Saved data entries
-*-
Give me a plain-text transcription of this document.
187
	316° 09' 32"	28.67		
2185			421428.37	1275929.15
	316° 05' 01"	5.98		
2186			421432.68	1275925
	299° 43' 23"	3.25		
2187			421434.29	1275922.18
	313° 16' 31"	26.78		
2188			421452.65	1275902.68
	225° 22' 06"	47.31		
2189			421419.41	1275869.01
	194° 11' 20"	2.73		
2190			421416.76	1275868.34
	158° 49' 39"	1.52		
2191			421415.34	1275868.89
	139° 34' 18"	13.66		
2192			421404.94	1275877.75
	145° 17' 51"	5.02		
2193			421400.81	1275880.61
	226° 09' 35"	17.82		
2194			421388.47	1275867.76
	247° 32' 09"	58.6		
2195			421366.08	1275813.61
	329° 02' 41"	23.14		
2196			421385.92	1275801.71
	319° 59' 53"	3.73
-*-
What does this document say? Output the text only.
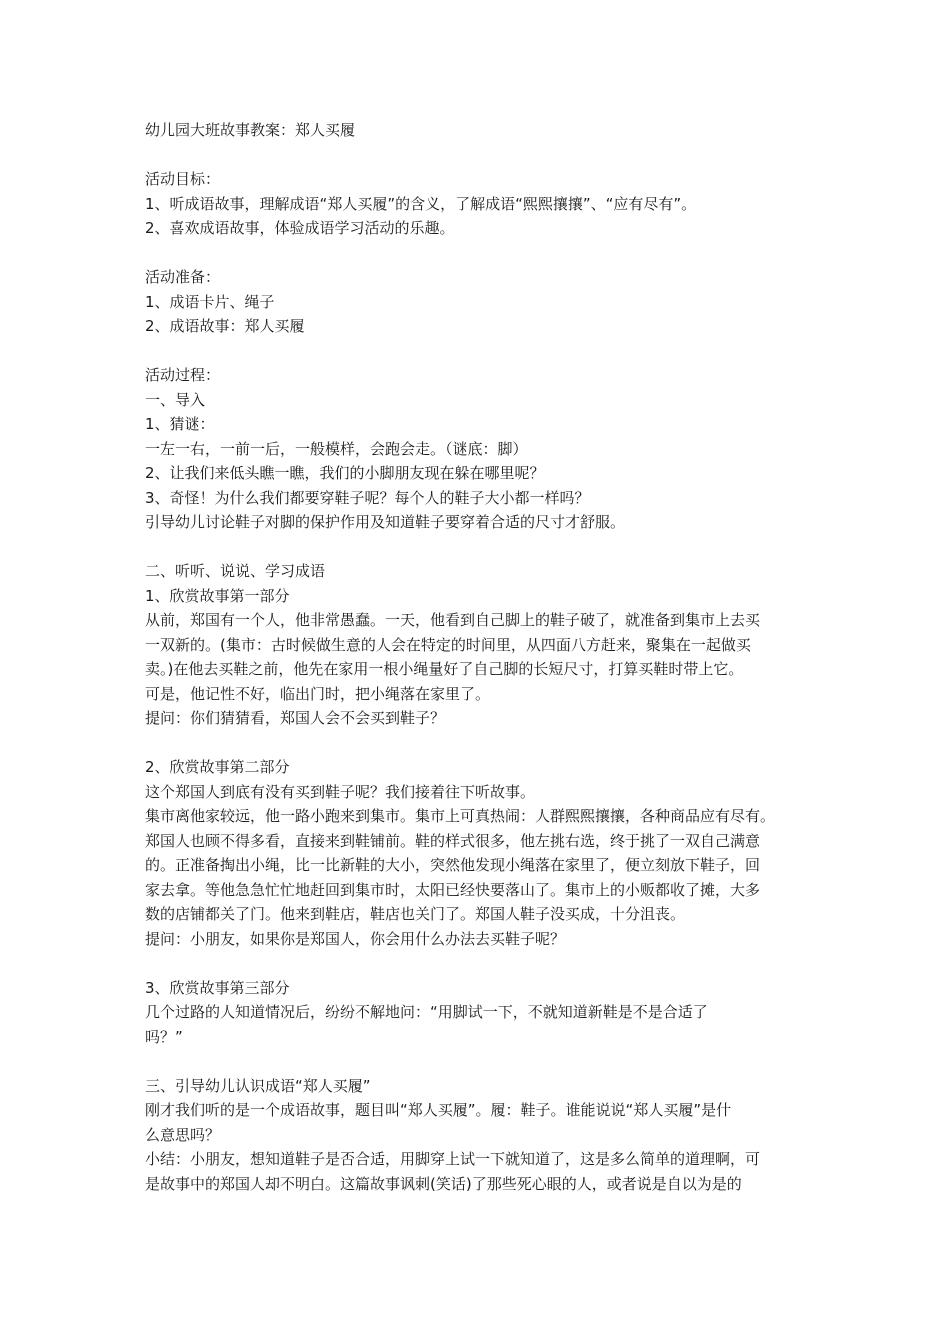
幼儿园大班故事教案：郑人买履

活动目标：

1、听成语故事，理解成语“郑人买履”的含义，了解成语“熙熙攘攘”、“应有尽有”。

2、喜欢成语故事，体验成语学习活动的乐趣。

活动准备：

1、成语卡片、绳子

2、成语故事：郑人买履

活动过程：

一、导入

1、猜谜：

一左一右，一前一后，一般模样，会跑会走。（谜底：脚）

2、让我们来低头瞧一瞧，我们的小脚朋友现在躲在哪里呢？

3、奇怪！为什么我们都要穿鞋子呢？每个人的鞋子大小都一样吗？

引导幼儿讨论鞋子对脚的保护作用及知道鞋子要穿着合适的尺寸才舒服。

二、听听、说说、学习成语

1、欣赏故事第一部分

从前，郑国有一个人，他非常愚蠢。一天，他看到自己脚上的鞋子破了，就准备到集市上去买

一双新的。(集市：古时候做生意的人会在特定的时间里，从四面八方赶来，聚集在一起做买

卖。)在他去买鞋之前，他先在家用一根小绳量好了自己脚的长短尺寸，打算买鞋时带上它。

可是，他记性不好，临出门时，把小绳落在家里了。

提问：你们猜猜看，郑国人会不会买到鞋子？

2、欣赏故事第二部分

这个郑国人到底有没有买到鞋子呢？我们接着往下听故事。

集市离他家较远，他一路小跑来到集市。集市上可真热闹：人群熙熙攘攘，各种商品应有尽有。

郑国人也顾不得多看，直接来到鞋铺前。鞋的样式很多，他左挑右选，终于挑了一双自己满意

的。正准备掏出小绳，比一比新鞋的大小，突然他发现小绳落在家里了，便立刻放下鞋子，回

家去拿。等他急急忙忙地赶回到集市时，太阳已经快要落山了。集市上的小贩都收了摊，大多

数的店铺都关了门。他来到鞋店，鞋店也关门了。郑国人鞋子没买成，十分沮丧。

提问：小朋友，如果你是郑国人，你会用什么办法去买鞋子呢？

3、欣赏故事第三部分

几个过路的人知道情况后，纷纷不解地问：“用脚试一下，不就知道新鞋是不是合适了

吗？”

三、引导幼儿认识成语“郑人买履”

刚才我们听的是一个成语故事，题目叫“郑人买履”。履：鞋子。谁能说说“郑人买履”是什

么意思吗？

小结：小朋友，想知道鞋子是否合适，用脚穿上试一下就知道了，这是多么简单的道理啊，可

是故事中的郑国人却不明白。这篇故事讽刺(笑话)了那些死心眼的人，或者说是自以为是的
-*-
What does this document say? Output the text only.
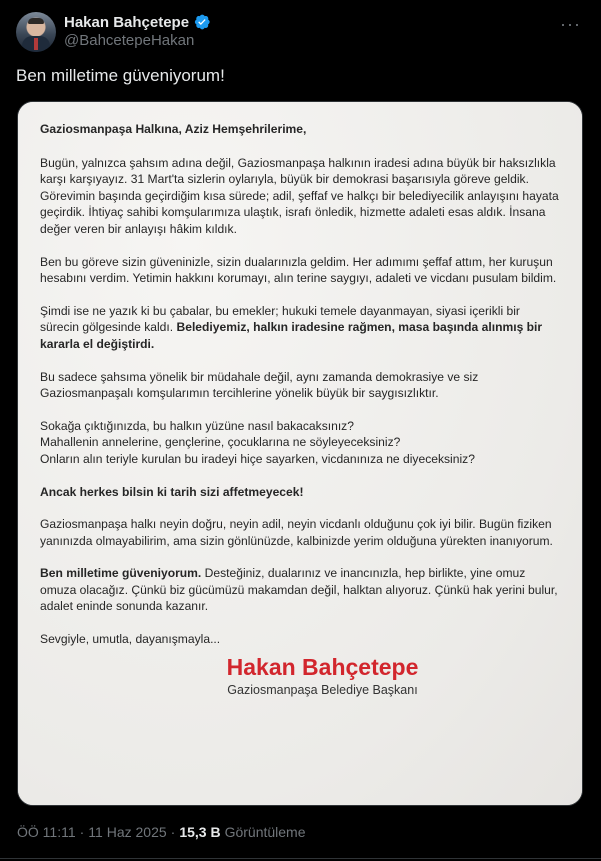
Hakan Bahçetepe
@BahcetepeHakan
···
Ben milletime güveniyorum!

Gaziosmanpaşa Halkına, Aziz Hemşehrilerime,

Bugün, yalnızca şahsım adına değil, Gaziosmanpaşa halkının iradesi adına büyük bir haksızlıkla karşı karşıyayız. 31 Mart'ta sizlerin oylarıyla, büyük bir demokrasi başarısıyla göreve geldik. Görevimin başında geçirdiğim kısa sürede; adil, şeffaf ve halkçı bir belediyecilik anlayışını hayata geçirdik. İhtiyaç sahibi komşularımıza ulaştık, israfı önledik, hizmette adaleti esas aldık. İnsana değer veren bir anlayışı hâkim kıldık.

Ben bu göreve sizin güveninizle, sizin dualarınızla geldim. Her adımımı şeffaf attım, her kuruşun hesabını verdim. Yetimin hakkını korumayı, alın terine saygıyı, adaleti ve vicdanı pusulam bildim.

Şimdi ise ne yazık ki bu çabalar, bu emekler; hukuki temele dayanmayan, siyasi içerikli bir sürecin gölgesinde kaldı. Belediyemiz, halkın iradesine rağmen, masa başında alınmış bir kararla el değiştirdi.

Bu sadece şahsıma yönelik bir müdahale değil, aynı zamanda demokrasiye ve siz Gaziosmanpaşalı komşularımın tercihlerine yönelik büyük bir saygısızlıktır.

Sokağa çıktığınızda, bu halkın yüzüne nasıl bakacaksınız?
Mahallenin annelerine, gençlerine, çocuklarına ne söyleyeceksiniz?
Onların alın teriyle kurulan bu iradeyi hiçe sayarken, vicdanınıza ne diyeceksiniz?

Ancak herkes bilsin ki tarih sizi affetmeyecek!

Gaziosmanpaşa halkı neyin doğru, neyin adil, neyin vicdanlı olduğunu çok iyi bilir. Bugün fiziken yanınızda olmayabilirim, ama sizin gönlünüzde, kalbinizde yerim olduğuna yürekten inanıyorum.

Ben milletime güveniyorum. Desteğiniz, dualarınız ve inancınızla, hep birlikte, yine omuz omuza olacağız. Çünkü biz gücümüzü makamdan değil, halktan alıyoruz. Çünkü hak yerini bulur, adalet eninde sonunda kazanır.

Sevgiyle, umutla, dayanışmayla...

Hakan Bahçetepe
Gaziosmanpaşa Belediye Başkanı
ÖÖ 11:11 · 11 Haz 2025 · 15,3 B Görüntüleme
-*-
What is expected: Sift through the entries and copy every line with "milletime".

Expected answer:
Ben milletime güveniyorum!
Ben milletime güveniyorum. Desteğiniz, dualarınız ve inancınızla, hep birlikte, yine omuz omuza olacağız. Çünkü biz gücümüzü makamdan değil, halktan alıyoruz. Çünkü hak yerini bulur, adalet eninde sonunda kazanır.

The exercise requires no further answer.